SELECTED EXTRACT:
%%

Over the last decade, network evolution modeling focused on defining basic mechanisms driving link creation and capturing different properties observed in real networks, such as powerlaw degree distribution, small diameter, and clustering coefficient as a function of node degree centrality^{8,10,19}. However, the network evolution drives not only the emergence of macroscopic scaling of social networks but also the microscopic behaviors of individuals. The BarabasiAlbert model^{8} provides a mechanism for the emergence of scalefree property in social networks, where new links are established preferentially to well connected individuals. It is also evident that preferential attachment is not sufficient to reproduce other important features of social networks, and individual's link formation also significantly relies on its neighbors^{12,20}. The principle of triadic closure has been empirically demonstrated to be relevant for several macroscopic scaling laws in the work of^{9,17,18,19,20,21,22,23}, explicitly or implicitly. The triadic closure mechanism is based on the premise that two individuals with mutual friends have a higher probability to establish a link. These two principles successfully capture the main characteristics of social networks. However preferential attachment requires global information while triadic closure only needs local information^{20}. Triadic closure captures the notion of relative position of a node.
Irrespective of the specific mechanisms that act to drive the emergence of macroscopic scaling of social networks, it is reasonable to ask whether such mechanisms also shape the microscopic behaviors of individuals — the degree centrality change. Can we effectively predict degree centrality of a node in the future? We find that the current degree centrality is a weak predictor of the future degree centrality. Rather, the degree centrality evolution is an artifact of both the centrality (preferential attachment) of the node and its relative position (triadic closure) in the network, and is a suitable proxy for interpreting the evolution of a network from a microscopic perspective. We define this combination of centrality and position as prominence. A node may become important over time, which may be a result of its individual achievement or neighborhood structure, which represent aspects of preferential attachment and triadic closure respectively. A node is prominent if the links to the node make it visible to the other nodes in the network^{5,6}. The prominence of a node also depends on the overall structure of its neighborhood. This paper develops a methodological framework that characterizes the prominence of an individual by reconciling the tradeoffs between preferential attachment and triadic closure, that is the microscopic level, and develops a model to predict degree centrality of a node in the future. We call our framework the Node Prominence Profile (NPP).
Formally, the Node Prominence Profile is defined as follows:
Definition 1. Node Prominence Profile Node Prominence Profile for a node v, written as NPP(v), is a vector describing the occurrence frequencies of node v in five different positions of three isomorphic triad substructures (Figure 1).

%%

GIVEN REQUEST A:
In the passage on network evolution, what name do the authors give their framework?

[Element location data]
%%

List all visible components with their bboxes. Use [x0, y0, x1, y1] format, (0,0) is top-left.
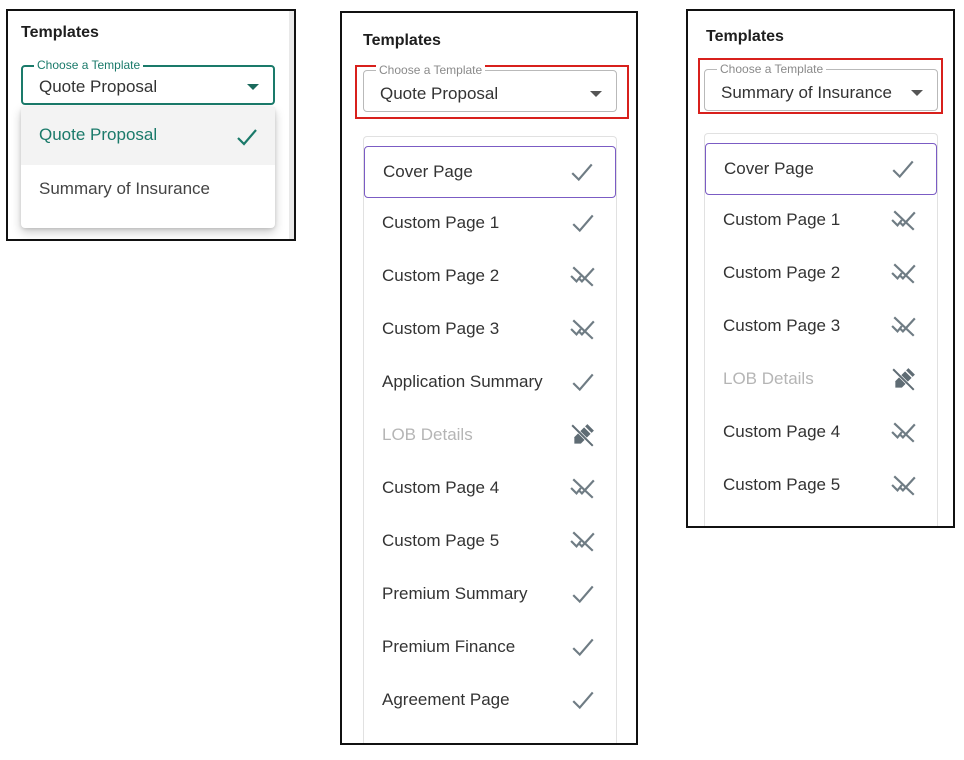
panel-title: Templates	[363, 32, 441, 49]
page-item-label: Premium Finance	[382, 637, 516, 656]
double-check-disabled-icon[interactable]	[891, 260, 917, 286]
double-check-disabled-icon[interactable]	[891, 207, 917, 233]
check-icon[interactable]	[570, 634, 596, 660]
page-item-lob-details[interactable]: LOB Details	[705, 354, 937, 407]
template-select-legend: Choose a Template	[717, 62, 827, 76]
page-list: Cover Page Custom Page 1 Custom Page 2 C…	[363, 136, 617, 743]
double-check-disabled-icon[interactable]	[570, 475, 596, 501]
double-check-disabled-icon[interactable]	[891, 313, 917, 339]
page-item-label: Agreement Page	[382, 690, 510, 709]
template-panel-quote-proposal: Templates Choose a Template Quote Propos…	[340, 11, 638, 745]
page-item-label: LOB Details	[723, 369, 814, 388]
template-select-value: Quote Proposal	[39, 77, 158, 96]
template-select-legend: Choose a Template	[34, 58, 144, 72]
template-select-value: Summary of Insurance	[721, 83, 893, 102]
double-check-disabled-icon[interactable]	[570, 528, 596, 554]
check-icon[interactable]	[570, 369, 596, 395]
check-icon[interactable]	[570, 210, 596, 236]
template-panel-summary-of-insurance: Templates Choose a Template Summary of I…	[686, 9, 955, 528]
page-item-custom-page-5[interactable]: Custom Page 5	[705, 460, 937, 513]
dropdown-option-summary-of-insurance[interactable]: Summary of Insurance	[21, 171, 275, 229]
double-check-disabled-icon[interactable]	[570, 316, 596, 342]
page-item-premium-finance[interactable]: Premium Finance	[364, 622, 616, 675]
page-item-label: Custom Page 4	[382, 478, 500, 497]
template-select[interactable]: Choose a Template Quote Proposal	[363, 63, 617, 112]
template-dropdown-menu: Quote Proposal Summary of Insurance	[21, 107, 275, 228]
page-item-custom-page-3[interactable]: Custom Page 3	[364, 304, 616, 357]
page-item-label: Custom Page 1	[382, 213, 500, 232]
page-item-label: Custom Page 5	[723, 475, 841, 494]
check-icon	[237, 129, 257, 146]
edit-off-icon[interactable]	[891, 366, 917, 392]
page-item-custom-page-1[interactable]: Custom Page 1	[705, 195, 937, 248]
page-item-label: Custom Page 4	[723, 422, 841, 441]
page-item-label: Premium Summary	[382, 584, 528, 603]
edit-off-icon[interactable]	[570, 422, 596, 448]
template-select[interactable]: Choose a Template Summary of Insurance	[704, 62, 938, 111]
caret-down-icon[interactable]	[247, 84, 259, 90]
page-list: Cover Page Custom Page 1 Custom Page 2 C…	[704, 133, 938, 526]
option-label: Summary of Insurance	[39, 179, 211, 198]
page-item-label: Cover Page	[383, 162, 473, 181]
double-check-disabled-icon[interactable]	[891, 472, 917, 498]
page-item-premium-summary[interactable]: Premium Summary	[364, 569, 616, 622]
page-item-agreement-page[interactable]: Agreement Page	[364, 675, 616, 728]
page-item-custom-page-1[interactable]: Custom Page 1	[364, 198, 616, 251]
page-item-label: Cover Page	[724, 159, 814, 178]
check-icon[interactable]	[570, 581, 596, 607]
option-label: Quote Proposal	[39, 125, 158, 144]
page-item-custom-page-2[interactable]: Custom Page 2	[705, 248, 937, 301]
panel-scroll-edge	[289, 11, 294, 239]
page-item-custom-page-2[interactable]: Custom Page 2	[364, 251, 616, 304]
page-item-custom-page-4[interactable]: Custom Page 4	[705, 407, 937, 460]
page-item-custom-page-5[interactable]: Custom Page 5	[364, 516, 616, 569]
page-item-label: Custom Page 5	[382, 531, 500, 550]
page-item-label: Custom Page 2	[382, 266, 500, 285]
page-item-label: Custom Page 2	[723, 263, 841, 282]
page-item-label: Application Summary	[382, 372, 543, 391]
page-item-label: Custom Page 1	[723, 210, 841, 229]
page-item-cover-page[interactable]: Cover Page	[364, 146, 616, 198]
template-select-legend: Choose a Template	[376, 63, 486, 77]
double-check-disabled-icon[interactable]	[570, 263, 596, 289]
template-select-value: Quote Proposal	[380, 84, 499, 103]
panel-title: Templates	[21, 24, 99, 41]
panel-title: Templates	[706, 28, 784, 45]
page-item-cover-page[interactable]: Cover Page	[705, 143, 937, 195]
check-icon[interactable]	[890, 156, 916, 182]
page-item-custom-page-4[interactable]: Custom Page 4	[364, 463, 616, 516]
check-icon[interactable]	[569, 159, 595, 185]
check-icon[interactable]	[570, 687, 596, 713]
caret-down-icon[interactable]	[911, 90, 923, 96]
page-item-lob-details[interactable]: LOB Details	[364, 410, 616, 463]
page-item-label: Custom Page 3	[382, 319, 500, 338]
caret-down-icon[interactable]	[590, 91, 602, 97]
template-select[interactable]: Choose a Template Quote Proposal	[21, 58, 275, 105]
page-item-application-summary[interactable]: Application Summary	[364, 357, 616, 410]
page-item-label: LOB Details	[382, 425, 473, 444]
template-panel-dropdown-open: Templates Choose a Template Quote Propos…	[6, 9, 296, 241]
page-item-custom-page-3[interactable]: Custom Page 3	[705, 301, 937, 354]
dropdown-option-quote-proposal[interactable]: Quote Proposal	[21, 107, 275, 165]
double-check-disabled-icon[interactable]	[891, 419, 917, 445]
page-item-label: Custom Page 3	[723, 316, 841, 335]
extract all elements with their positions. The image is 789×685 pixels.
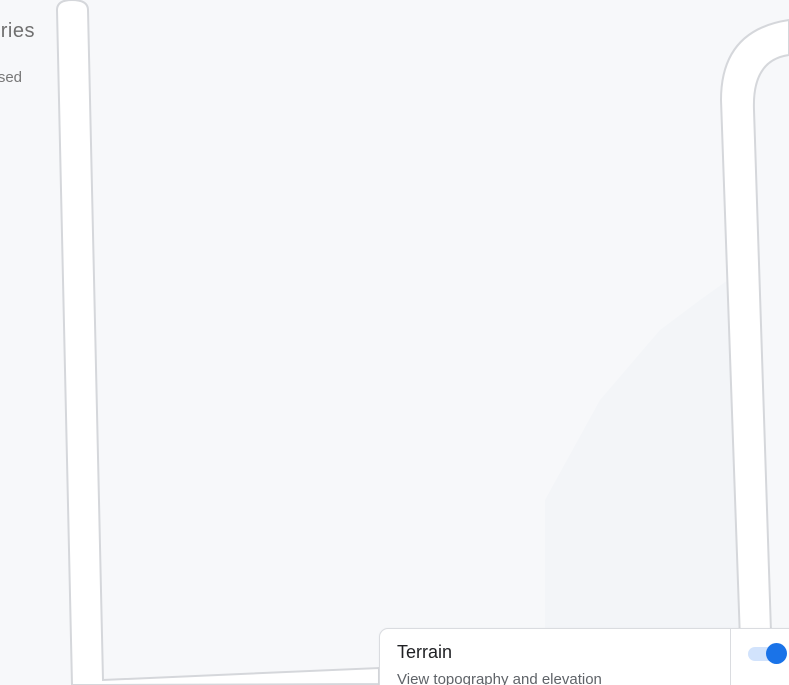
card-divider xyxy=(730,629,731,685)
terrain-layer-card[interactable]: Terrain View topography and elevation xyxy=(379,628,789,685)
left-panel-title: ries xyxy=(0,20,35,42)
map-view[interactable]: ries sed Terrain View topography and ele… xyxy=(0,0,789,685)
terrain-toggle[interactable] xyxy=(748,641,789,665)
left-panel-subtitle: sed xyxy=(0,69,22,86)
terrain-layer-title: Terrain xyxy=(397,642,453,662)
terrain-layer-description: View topography and elevation xyxy=(397,671,602,685)
map-canvas[interactable] xyxy=(0,0,789,685)
toggle-knob xyxy=(766,643,787,664)
left-panel-partial: ries sed xyxy=(0,0,60,685)
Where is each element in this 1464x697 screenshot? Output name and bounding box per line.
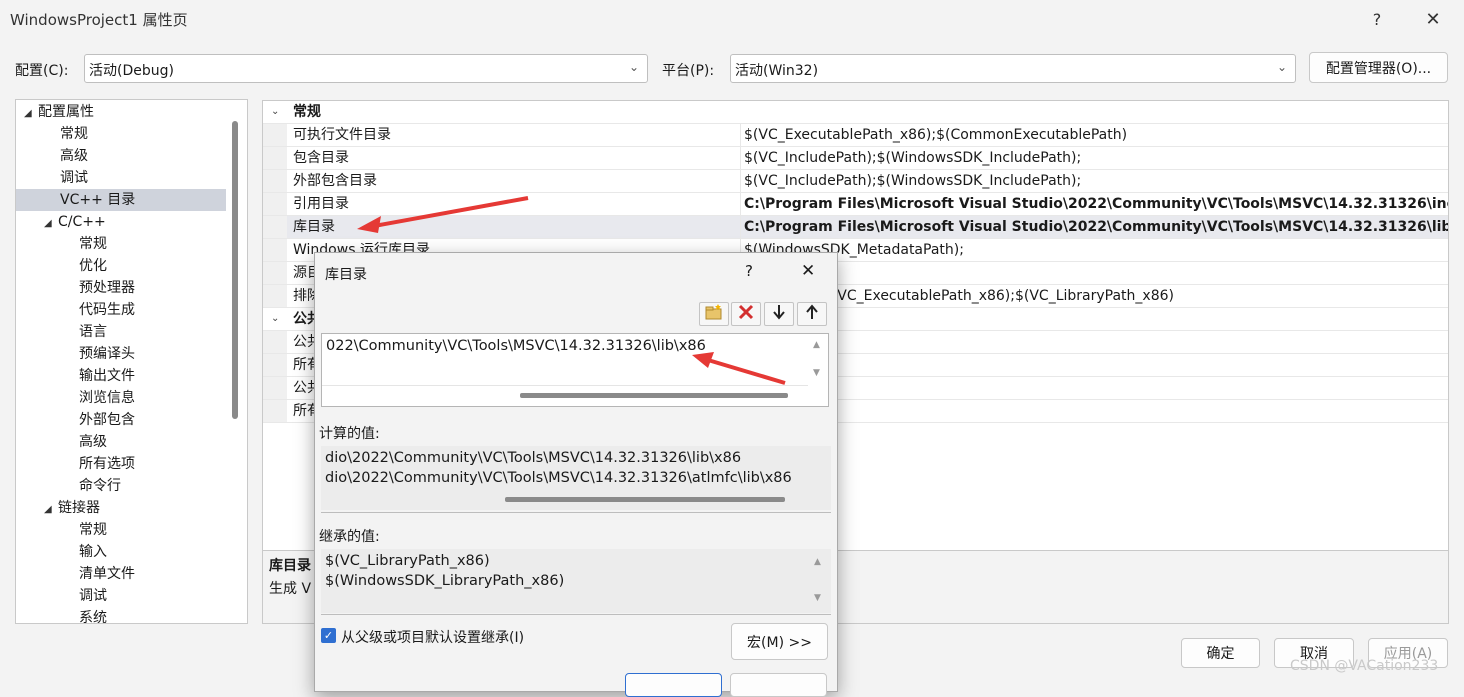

%%

GIVEN REQUEST B:
Edit the entries, starting at the line that contains "32, 441, 49]" and stopping after the line that contains "template-panel-summary-of-insurance: Templates Choose": replace "double-check-disabled-icon" with "double-check-inactive-icon" and keep everything else in those lines unchanged. Return only those lines.

EXERCISE RESPONSE A:
The Node Prominence Profile (NPP).

EXERCISE RESPONSE B:
panel-title: Templates	[363, 32, 441, 49]
page-item-label: Premium Finance	[382, 637, 516, 656]
double-check-inactive-icon[interactable]	[891, 260, 917, 286]
double-check-inactive-icon[interactable]	[891, 207, 917, 233]
check-icon[interactable]	[570, 634, 596, 660]
page-item-lob-details[interactable]: LOB Details	[705, 354, 937, 407]
template-select-legend: Choose a Template	[717, 62, 827, 76]
page-list: Cover Page Custom Page 1 Custom Page 2 C…	[363, 136, 617, 743]
double-check-inactive-icon[interactable]	[570, 475, 596, 501]
double-check-inactive-icon[interactable]	[891, 313, 917, 339]
page-item-label: Agreement Page	[382, 690, 510, 709]
template-panel-quote-proposal: Templates Choose a Template Quote Propos…	[340, 11, 638, 745]
page-item-label: LOB Details	[723, 369, 814, 388]
template-select-value: Quote Proposal	[39, 77, 158, 96]
template-select-legend: Choose a Template	[34, 58, 144, 72]
template-select-value: Summary of Insurance	[721, 83, 893, 102]
double-check-inactive-icon[interactable]	[570, 528, 596, 554]
check-icon[interactable]	[570, 369, 596, 395]
check-icon[interactable]	[570, 210, 596, 236]
template-panel-summary-of-insurance: Templates Choose a Template Summary of I…	[686, 9, 955, 528]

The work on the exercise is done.